## Goal of the exercise
Turn everything from the line containing "Patent image size: (828, 545)." down to the end of the records into a Markdown table with the columns Row and Line. Number each line in order and skip any blank lines.

## Supplied records
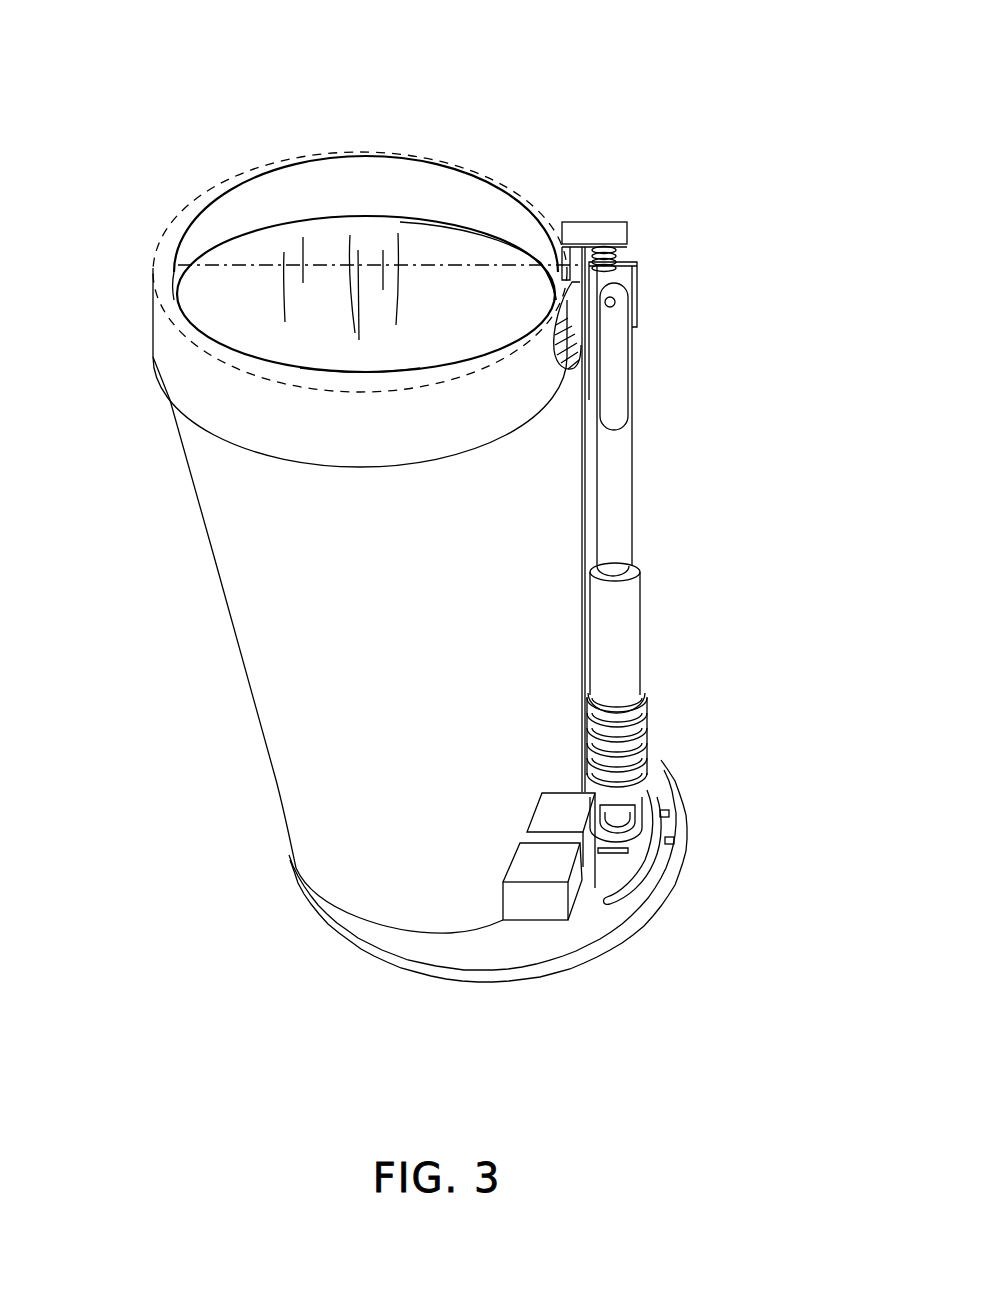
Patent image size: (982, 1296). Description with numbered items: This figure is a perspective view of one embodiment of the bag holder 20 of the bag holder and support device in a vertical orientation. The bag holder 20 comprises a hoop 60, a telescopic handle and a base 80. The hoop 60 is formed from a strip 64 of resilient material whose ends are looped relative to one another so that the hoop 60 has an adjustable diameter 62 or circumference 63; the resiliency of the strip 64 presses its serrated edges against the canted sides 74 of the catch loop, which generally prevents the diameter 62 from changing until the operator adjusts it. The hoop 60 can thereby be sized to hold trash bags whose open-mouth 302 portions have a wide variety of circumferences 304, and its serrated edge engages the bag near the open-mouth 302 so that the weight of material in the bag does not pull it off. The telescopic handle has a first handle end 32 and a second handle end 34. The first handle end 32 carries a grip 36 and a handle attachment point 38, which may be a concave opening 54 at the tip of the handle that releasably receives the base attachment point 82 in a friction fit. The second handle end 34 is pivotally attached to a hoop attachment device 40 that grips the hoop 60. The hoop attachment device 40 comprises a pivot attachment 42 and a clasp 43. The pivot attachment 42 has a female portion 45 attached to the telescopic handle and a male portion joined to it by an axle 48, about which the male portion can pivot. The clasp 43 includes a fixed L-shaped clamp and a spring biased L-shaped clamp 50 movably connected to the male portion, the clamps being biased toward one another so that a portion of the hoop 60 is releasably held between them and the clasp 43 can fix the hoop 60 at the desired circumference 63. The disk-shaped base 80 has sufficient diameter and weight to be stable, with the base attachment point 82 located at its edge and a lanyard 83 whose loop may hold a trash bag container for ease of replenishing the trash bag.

The bag holder 20 is at (700, 482).
The first handle end 32 is at (657, 790).
The second handle end 34 is at (742, 186).
The grip 36 is at (650, 700).
The handle attachment point 38 is at (652, 841).
The hoop attachment device 40 is at (684, 186).
The pivot attachment 42 is at (746, 227).
The clasp 43 is at (480, 218).
The female portion 45 is at (640, 282).
The axle 48 is at (612, 306).
The spring biased L-shaped clamp 50 is at (595, 230).
The opening 54 is at (660, 880).
The hoop 60 is at (552, 355).
The diameter 62 is at (447, 264).
The circumference 63 is at (349, 385).
The strip 64 is at (565, 370).
The canted sides 74 is at (553, 287).
The base 80 is at (417, 947).
The base attachment point 82 is at (648, 818).
The lanyard 83 is at (525, 833).
The open-mouth 302 is at (182, 226).
The circumferences 304 is at (583, 180).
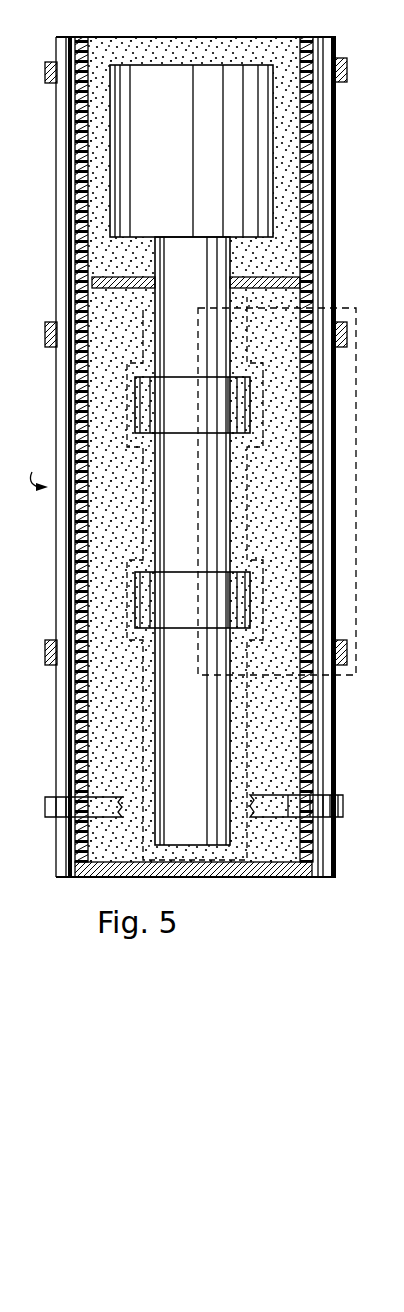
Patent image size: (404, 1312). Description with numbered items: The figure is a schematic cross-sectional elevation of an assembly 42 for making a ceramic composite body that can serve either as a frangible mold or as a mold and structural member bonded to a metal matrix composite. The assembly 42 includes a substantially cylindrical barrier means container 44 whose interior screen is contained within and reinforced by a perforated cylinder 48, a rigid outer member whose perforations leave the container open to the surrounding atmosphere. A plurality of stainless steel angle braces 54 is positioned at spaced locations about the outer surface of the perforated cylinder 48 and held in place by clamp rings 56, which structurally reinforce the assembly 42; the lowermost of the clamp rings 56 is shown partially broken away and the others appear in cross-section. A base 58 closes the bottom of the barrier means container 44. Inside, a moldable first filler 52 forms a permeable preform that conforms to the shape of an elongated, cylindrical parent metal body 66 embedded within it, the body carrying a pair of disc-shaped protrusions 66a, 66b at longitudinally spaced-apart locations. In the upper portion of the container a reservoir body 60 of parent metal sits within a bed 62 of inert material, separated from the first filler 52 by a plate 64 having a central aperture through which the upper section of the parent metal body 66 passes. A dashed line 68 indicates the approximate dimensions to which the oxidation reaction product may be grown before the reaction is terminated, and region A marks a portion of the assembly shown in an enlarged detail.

The assembly 42 is at (35, 469).
The barrier means container 44 is at (74, 593).
The perforated cylinder 48 is at (313, 522).
The first filler 52 is at (115, 330).
The angle braces 54 is at (324, 248).
The clamp rings 56 is at (50, 84).
The base 58 is at (287, 877).
The reservoir body 60 is at (166, 134).
The bed of inert material 62 is at (175, 50).
The plate 64 is at (305, 270).
The parent metal body 66 is at (190, 511).
The disc-shaped protrusion 66a is at (188, 420).
The disc-shaped protrusion 66b is at (188, 615).
The dashed line 68 is at (140, 529).
The region A is at (355, 427).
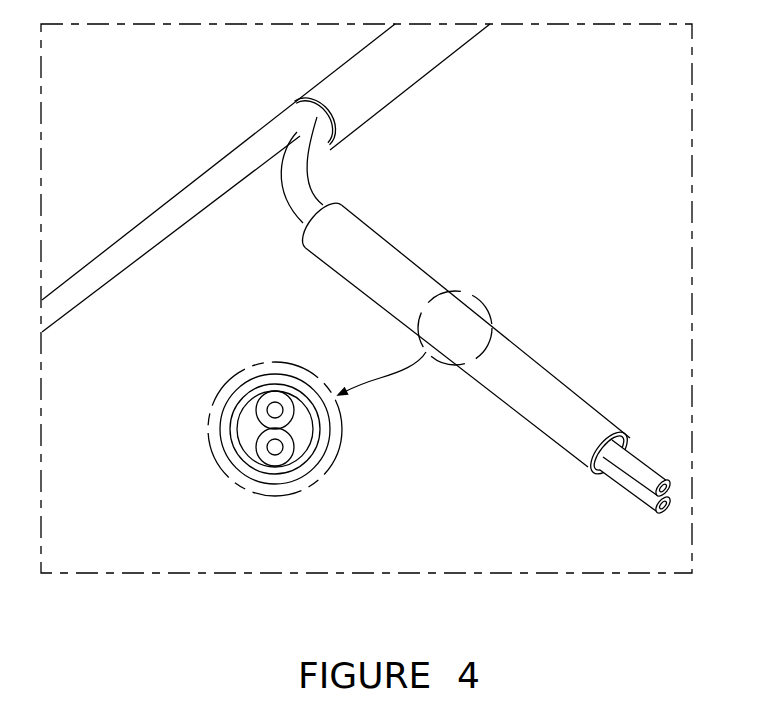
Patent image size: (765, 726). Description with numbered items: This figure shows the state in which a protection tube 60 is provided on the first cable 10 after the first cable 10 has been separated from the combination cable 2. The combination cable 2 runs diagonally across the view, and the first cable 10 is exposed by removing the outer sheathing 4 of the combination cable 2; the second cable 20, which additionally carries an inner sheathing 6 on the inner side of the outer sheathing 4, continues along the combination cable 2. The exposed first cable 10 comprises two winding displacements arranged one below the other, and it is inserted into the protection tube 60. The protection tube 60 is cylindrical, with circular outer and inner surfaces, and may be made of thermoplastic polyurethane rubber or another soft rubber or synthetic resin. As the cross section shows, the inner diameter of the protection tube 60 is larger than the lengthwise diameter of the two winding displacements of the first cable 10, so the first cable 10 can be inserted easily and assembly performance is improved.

The combination cable 2 is at (451, 76).
The outer sheathing 4 is at (324, 118).
The inner sheathing 6 is at (237, 158).
The first cable 10 is at (568, 368).
The second cable 20 is at (166, 200).
The protection tube 60 is at (414, 258).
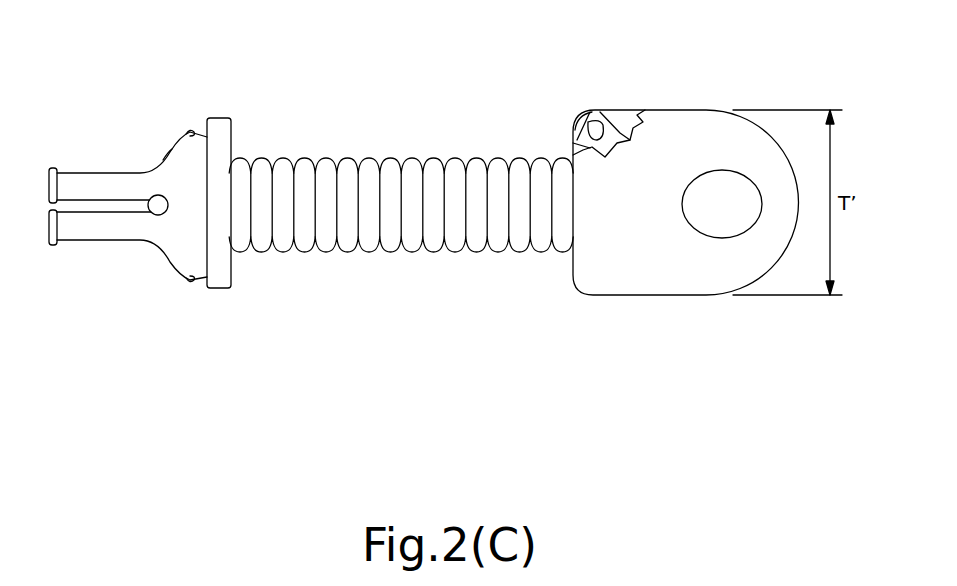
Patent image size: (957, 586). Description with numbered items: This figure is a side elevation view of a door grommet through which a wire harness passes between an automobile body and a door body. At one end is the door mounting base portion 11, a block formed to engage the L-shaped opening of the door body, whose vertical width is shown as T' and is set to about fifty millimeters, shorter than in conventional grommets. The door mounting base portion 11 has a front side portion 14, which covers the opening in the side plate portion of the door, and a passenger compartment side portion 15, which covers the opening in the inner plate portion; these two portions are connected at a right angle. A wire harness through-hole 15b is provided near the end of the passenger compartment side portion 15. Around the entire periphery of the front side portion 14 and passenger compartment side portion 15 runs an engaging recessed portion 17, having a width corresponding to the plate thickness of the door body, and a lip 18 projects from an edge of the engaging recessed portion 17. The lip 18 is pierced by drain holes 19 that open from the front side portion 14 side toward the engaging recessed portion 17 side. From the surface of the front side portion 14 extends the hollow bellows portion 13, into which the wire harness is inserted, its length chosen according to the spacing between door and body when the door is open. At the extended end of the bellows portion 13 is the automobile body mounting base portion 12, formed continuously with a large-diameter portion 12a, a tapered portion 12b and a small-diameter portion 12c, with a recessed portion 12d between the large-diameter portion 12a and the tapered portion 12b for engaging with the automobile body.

The door mounting base portion 11 is at (740, 103).
The automobile body mounting base portion 12 is at (152, 272).
The large-diameter portion 12a is at (224, 128).
The tapered portion 12b is at (168, 154).
The small-diameter portion 12c is at (87, 177).
The recessed portion 12d is at (192, 130).
The bellows portion 13 is at (408, 252).
The front side portion 14 is at (573, 147).
The passenger compartment side portion 15 is at (640, 272).
The wire harness through-hole 15b is at (692, 228).
The engaging recessed portion 17 is at (602, 125).
The lip 18 is at (598, 122).
The drain holes 19 is at (580, 122).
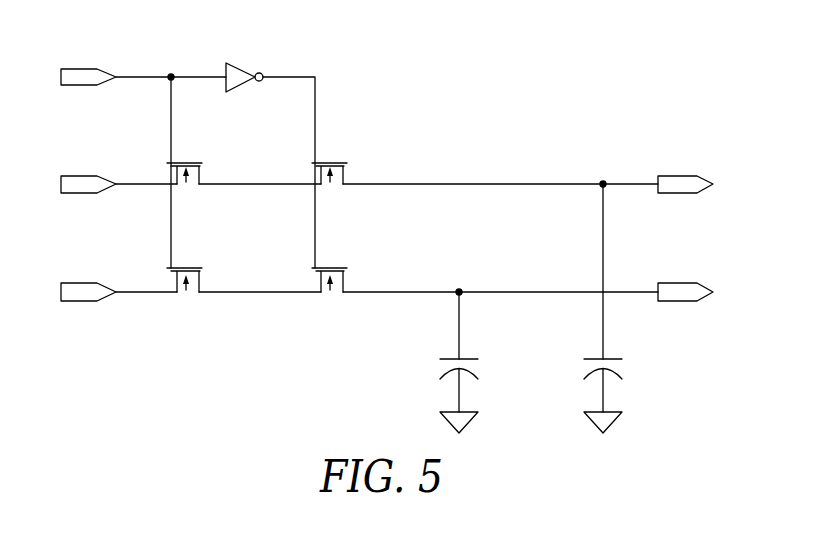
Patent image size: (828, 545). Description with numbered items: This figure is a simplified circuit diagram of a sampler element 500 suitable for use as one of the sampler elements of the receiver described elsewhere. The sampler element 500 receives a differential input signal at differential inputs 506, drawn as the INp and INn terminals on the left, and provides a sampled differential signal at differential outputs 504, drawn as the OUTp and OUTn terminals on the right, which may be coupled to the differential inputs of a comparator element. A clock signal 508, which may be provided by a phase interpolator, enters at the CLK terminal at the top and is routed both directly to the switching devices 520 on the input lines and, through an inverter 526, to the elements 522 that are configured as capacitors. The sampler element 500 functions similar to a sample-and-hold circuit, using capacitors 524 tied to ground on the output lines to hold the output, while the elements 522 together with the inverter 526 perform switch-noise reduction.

The sampler element 500 is at (570, 75).
The differential outputs 504 is at (680, 194).
The differential inputs 506 is at (78, 196).
The clock signal 508 is at (78, 88).
The first switch transistors 520 is at (185, 162).
The element configured as capacitors 522 is at (329, 162).
The capacitors 524 is at (467, 358).
The inverter 526 is at (244, 68).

## Solution
| Row | Line |
|---|---|
| 1 | Patent image size: (828, 545). Description with numbered items: This figure is a simplified circuit diagram of a sampler element 500 suitable for use as one of the sampler elements of the receiver described elsewhere. The sampler element 500 receives a differential input signal at differential inputs 506, drawn as the INp and INn terminals on the left, and provides a sampled differential signal at differential outputs 504, drawn as the OUTp and OUTn terminals on the right, which may be coupled to the differential inputs of a comparator element. A clock signal 508, which may be provided by a phase interpolator, enters at the CLK terminal at the top and is routed both directly to the switching devices 520 on the input lines and, through an inverter 526, to the elements 522 that are configured as capacitors. The sampler element 500 functions similar to a sample-and-hold circuit, using capacitors 524 tied to ground on the output lines to hold the output, while the elements 522 together with the inverter 526 perform switch-noise reduction. |
| 2 | The sampler element 500 is at (570, 75). |
| 3 | The differential outputs 504 is at (680, 194). |
| 4 | The differential inputs 506 is at (78, 196). |
| 5 | The clock signal 508 is at (78, 88). |
| 6 | The first switch transistors 520 is at (185, 162). |
| 7 | The element configured as capacitors 522 is at (329, 162). |
| 8 | The capacitors 524 is at (467, 358). |
| 9 | The inverter 526 is at (244, 68). |